▶ What the task asks
Below are some records; return each one exactly.

▶ Given data
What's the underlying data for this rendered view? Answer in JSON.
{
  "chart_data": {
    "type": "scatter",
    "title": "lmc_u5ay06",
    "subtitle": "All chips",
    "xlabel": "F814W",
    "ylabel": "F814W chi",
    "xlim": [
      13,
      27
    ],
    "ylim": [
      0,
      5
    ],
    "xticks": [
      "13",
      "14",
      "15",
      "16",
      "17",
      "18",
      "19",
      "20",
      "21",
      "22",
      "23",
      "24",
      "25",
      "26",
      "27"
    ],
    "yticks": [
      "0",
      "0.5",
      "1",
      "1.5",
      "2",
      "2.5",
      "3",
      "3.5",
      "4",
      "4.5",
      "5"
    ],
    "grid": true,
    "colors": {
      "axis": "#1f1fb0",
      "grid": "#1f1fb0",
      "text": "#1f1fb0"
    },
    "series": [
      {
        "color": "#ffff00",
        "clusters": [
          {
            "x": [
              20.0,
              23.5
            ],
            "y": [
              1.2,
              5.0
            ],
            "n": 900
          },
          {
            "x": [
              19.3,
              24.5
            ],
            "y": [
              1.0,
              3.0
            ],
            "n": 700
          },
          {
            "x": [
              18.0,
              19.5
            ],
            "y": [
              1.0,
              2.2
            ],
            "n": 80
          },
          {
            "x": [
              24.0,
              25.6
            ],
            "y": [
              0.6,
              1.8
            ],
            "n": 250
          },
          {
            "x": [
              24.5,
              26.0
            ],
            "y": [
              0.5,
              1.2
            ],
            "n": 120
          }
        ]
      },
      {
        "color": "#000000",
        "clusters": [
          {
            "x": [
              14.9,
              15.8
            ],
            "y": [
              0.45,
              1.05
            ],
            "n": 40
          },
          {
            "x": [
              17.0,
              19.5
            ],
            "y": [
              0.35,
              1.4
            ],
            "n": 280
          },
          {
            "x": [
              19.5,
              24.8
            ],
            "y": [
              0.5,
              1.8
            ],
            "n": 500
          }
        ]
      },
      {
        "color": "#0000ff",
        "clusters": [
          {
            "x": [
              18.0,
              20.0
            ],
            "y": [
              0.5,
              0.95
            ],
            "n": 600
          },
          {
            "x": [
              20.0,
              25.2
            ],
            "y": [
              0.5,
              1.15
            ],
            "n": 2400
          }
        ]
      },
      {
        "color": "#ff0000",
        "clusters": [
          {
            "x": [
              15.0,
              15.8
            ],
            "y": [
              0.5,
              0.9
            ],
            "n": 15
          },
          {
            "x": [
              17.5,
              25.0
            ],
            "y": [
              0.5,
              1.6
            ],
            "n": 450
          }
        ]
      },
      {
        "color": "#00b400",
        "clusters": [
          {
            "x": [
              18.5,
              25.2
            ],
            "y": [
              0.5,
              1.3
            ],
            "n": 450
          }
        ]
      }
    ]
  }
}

▶ Full response
What's the underlying data for this rendered view? Answer in JSON.
{
  "chart_data": {
    "type": "scatter",
    "title": "lmc_u5ay06",
    "subtitle": "All chips",
    "xlabel": "F814W",
    "ylabel": "F814W chi",
    "xlim": [
      13,
      27
    ],
    "ylim": [
      0,
      5
    ],
    "xticks": [
      "13",
      "14",
      "15",
      "16",
      "17",
      "18",
      "19",
      "20",
      "21",
      "22",
      "23",
      "24",
      "25",
      "26",
      "27"
    ],
    "yticks": [
      "0",
      "0.5",
      "1",
      "1.5",
      "2",
      "2.5",
      "3",
      "3.5",
      "4",
      "4.5",
      "5"
    ],
    "grid": true,
    "colors": {
      "axis": "#1f1fb0",
      "grid": "#1f1fb0",
      "text": "#1f1fb0"
    },
    "series": [
      {
        "color": "#ffff00",
        "clusters": [
          {
            "x": [
              20.0,
              23.5
            ],
            "y": [
              1.2,
              5.0
            ],
            "n": 900
          },
          {
            "x": [
              19.3,
              24.5
            ],
            "y": [
              1.0,
              3.0
            ],
            "n": 700
          },
          {
            "x": [
              18.0,
              19.5
            ],
            "y": [
              1.0,
              2.2
            ],
            "n": 80
          },
          {
            "x": [
              24.0,
              25.6
            ],
            "y": [
              0.6,
              1.8
            ],
            "n": 250
          },
          {
            "x": [
              24.5,
              26.0
            ],
            "y": [
              0.5,
              1.2
            ],
            "n": 120
          }
        ]
      },
      {
        "color": "#000000",
        "clusters": [
          {
            "x": [
              14.9,
              15.8
            ],
            "y": [
              0.45,
              1.05
            ],
            "n": 40
          },
          {
            "x": [
              17.0,
              19.5
            ],
            "y": [
              0.35,
              1.4
            ],
            "n": 280
          },
          {
            "x": [
              19.5,
              24.8
            ],
            "y": [
              0.5,
              1.8
            ],
            "n": 500
          }
        ]
      },
      {
        "color": "#0000ff",
        "clusters": [
          {
            "x": [
              18.0,
              20.0
            ],
            "y": [
              0.5,
              0.95
            ],
            "n": 600
          },
          {
            "x": [
              20.0,
              25.2
            ],
            "y": [
              0.5,
              1.15
            ],
            "n": 2400
          }
        ]
      },
      {
        "color": "#ff0000",
        "clusters": [
          {
            "x": [
              15.0,
              15.8
            ],
            "y": [
              0.5,
              0.9
            ],
            "n": 15
          },
          {
            "x": [
              17.5,
              25.0
            ],
            "y": [
              0.5,
              1.6
            ],
            "n": 450
          }
        ]
      },
      {
        "color": "#00b400",
        "clusters": [
          {
            "x": [
              18.5,
              25.2
            ],
            "y": [
              0.5,
              1.3
            ],
            "n": 450
          }
        ]
      }
    ]
  }
}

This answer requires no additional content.